[Entries from a dataset]
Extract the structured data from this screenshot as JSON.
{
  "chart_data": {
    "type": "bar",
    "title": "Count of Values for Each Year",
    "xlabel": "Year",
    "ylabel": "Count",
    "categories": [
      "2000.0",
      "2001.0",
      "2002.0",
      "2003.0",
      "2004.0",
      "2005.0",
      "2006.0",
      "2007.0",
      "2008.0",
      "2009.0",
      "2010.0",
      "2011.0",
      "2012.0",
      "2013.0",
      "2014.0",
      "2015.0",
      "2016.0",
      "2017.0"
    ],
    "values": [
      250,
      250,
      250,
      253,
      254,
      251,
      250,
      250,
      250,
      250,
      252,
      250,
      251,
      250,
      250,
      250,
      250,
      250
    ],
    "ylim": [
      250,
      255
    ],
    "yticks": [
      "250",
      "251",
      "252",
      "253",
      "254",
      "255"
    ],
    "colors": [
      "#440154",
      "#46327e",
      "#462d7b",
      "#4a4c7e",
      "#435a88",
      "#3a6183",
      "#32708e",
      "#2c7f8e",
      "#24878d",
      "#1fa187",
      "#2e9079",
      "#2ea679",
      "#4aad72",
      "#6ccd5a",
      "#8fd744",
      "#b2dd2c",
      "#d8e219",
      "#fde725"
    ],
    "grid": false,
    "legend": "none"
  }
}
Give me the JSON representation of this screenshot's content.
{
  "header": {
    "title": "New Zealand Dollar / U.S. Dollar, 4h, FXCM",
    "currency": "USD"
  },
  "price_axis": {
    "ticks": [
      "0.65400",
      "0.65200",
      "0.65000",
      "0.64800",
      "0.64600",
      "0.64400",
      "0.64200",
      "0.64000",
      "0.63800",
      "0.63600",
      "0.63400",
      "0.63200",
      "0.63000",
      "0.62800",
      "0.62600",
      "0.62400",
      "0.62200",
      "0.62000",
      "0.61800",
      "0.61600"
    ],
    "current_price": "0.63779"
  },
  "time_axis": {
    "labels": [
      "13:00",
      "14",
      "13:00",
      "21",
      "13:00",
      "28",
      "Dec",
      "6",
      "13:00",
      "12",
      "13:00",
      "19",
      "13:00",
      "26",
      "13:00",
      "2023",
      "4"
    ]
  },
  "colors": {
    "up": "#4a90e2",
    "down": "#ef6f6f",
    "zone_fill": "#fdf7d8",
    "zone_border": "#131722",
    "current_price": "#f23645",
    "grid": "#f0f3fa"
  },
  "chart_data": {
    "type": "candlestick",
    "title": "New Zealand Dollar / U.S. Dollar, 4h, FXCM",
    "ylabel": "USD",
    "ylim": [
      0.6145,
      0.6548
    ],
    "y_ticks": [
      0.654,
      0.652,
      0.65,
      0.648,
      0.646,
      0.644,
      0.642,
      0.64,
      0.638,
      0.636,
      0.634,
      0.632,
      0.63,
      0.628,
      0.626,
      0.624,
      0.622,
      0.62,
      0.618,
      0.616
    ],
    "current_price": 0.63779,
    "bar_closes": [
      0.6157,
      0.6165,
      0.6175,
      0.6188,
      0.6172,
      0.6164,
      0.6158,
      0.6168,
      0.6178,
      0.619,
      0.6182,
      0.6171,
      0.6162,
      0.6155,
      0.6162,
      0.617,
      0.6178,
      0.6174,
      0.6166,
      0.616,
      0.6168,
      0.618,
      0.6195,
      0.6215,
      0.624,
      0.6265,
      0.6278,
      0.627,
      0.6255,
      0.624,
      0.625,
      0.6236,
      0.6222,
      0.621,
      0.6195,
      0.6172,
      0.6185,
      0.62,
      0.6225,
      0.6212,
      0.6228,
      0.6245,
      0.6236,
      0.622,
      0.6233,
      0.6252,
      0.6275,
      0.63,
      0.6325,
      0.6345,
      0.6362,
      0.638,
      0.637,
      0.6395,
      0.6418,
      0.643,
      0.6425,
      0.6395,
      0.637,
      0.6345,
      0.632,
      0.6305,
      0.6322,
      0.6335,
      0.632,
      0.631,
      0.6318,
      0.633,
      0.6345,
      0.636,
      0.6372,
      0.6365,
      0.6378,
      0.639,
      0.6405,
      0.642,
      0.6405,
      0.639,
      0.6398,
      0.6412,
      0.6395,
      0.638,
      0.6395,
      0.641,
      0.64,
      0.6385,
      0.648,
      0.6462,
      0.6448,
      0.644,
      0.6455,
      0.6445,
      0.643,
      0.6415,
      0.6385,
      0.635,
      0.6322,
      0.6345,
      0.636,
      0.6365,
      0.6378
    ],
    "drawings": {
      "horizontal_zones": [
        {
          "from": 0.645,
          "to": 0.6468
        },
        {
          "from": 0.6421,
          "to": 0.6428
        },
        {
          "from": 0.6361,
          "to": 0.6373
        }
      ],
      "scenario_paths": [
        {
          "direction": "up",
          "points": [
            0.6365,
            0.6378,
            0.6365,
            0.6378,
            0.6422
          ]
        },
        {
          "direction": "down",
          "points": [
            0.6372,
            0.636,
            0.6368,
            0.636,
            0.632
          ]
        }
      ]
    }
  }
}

**GIVEN PROBLEM:** From the records above, extract everything verbatim.

**TASK RESPONSE:**
Extract the structured data from this screenshot as JSON.
{
  "chart_data": {
    "type": "bar",
    "title": "Count of Values for Each Year",
    "xlabel": "Year",
    "ylabel": "Count",
    "categories": [
      "2000.0",
      "2001.0",
      "2002.0",
      "2003.0",
      "2004.0",
      "2005.0",
      "2006.0",
      "2007.0",
      "2008.0",
      "2009.0",
      "2010.0",
      "2011.0",
      "2012.0",
      "2013.0",
      "2014.0",
      "2015.0",
      "2016.0",
      "2017.0"
    ],
    "values": [
      250,
      250,
      250,
      253,
      254,
      251,
      250,
      250,
      250,
      250,
      252,
      250,
      251,
      250,
      250,
      250,
      250,
      250
    ],
    "ylim": [
      250,
      255
    ],
    "yticks": [
      "250",
      "251",
      "252",
      "253",
      "254",
      "255"
    ],
    "colors": [
      "#440154",
      "#46327e",
      "#462d7b",
      "#4a4c7e",
      "#435a88",
      "#3a6183",
      "#32708e",
      "#2c7f8e",
      "#24878d",
      "#1fa187",
      "#2e9079",
      "#2ea679",
      "#4aad72",
      "#6ccd5a",
      "#8fd744",
      "#b2dd2c",
      "#d8e219",
      "#fde725"
    ],
    "grid": false,
    "legend": "none"
  }
}
Give me the JSON representation of this screenshot's content.
{
  "header": {
    "title": "New Zealand Dollar / U.S. Dollar, 4h, FXCM",
    "currency": "USD"
  },
  "price_axis": {
    "ticks": [
      "0.65400",
      "0.65200",
      "0.65000",
      "0.64800",
      "0.64600",
      "0.64400",
      "0.64200",
      "0.64000",
      "0.63800",
      "0.63600",
      "0.63400",
      "0.63200",
      "0.63000",
      "0.62800",
      "0.62600",
      "0.62400",
      "0.62200",
      "0.62000",
      "0.61800",
      "0.61600"
    ],
    "current_price": "0.63779"
  },
  "time_axis": {
    "labels": [
      "13:00",
      "14",
      "13:00",
      "21",
      "13:00",
      "28",
      "Dec",
      "6",
      "13:00",
      "12",
      "13:00",
      "19",
      "13:00",
      "26",
      "13:00",
      "2023",
      "4"
    ]
  },
  "colors": {
    "up": "#4a90e2",
    "down": "#ef6f6f",
    "zone_fill": "#fdf7d8",
    "zone_border": "#131722",
    "current_price": "#f23645",
    "grid": "#f0f3fa"
  },
  "chart_data": {
    "type": "candlestick",
    "title": "New Zealand Dollar / U.S. Dollar, 4h, FXCM",
    "ylabel": "USD",
    "ylim": [
      0.6145,
      0.6548
    ],
    "y_ticks": [
      0.654,
      0.652,
      0.65,
      0.648,
      0.646,
      0.644,
      0.642,
      0.64,
      0.638,
      0.636,
      0.634,
      0.632,
      0.63,
      0.628,
      0.626,
      0.624,
      0.622,
      0.62,
      0.618,
      0.616
    ],
    "current_price": 0.63779,
    "bar_closes": [
      0.6157,
      0.6165,
      0.6175,
      0.6188,
      0.6172,
      0.6164,
      0.6158,
      0.6168,
      0.6178,
      0.619,
      0.6182,
      0.6171,
      0.6162,
      0.6155,
      0.6162,
      0.617,
      0.6178,
      0.6174,
      0.6166,
      0.616,
      0.6168,
      0.618,
      0.6195,
      0.6215,
      0.624,
      0.6265,
      0.6278,
      0.627,
      0.6255,
      0.624,
      0.625,
      0.6236,
      0.6222,
      0.621,
      0.6195,
      0.6172,
      0.6185,
      0.62,
      0.6225,
      0.6212,
      0.6228,
      0.6245,
      0.6236,
      0.622,
      0.6233,
      0.6252,
      0.6275,
      0.63,
      0.6325,
      0.6345,
      0.6362,
      0.638,
      0.637,
      0.6395,
      0.6418,
      0.643,
      0.6425,
      0.6395,
      0.637,
      0.6345,
      0.632,
      0.6305,
      0.6322,
      0.6335,
      0.632,
      0.631,
      0.6318,
      0.633,
      0.6345,
      0.636,
      0.6372,
      0.6365,
      0.6378,
      0.639,
      0.6405,
      0.642,
      0.6405,
      0.639,
      0.6398,
      0.6412,
      0.6395,
      0.638,
      0.6395,
      0.641,
      0.64,
      0.6385,
      0.648,
      0.6462,
      0.6448,
      0.644,
      0.6455,
      0.6445,
      0.643,
      0.6415,
      0.6385,
      0.635,
      0.6322,
      0.6345,
      0.636,
      0.6365,
      0.6378
    ],
    "drawings": {
      "horizontal_zones": [
        {
          "from": 0.645,
          "to": 0.6468
        },
        {
          "from": 0.6421,
          "to": 0.6428
        },
        {
          "from": 0.6361,
          "to": 0.6373
        }
      ],
      "scenario_paths": [
        {
          "direction": "up",
          "points": [
            0.6365,
            0.6378,
            0.6365,
            0.6378,
            0.6422
          ]
        },
        {
          "direction": "down",
          "points": [
            0.6372,
            0.636,
            0.6368,
            0.636,
            0.632
          ]
        }
      ]
    }
  }
}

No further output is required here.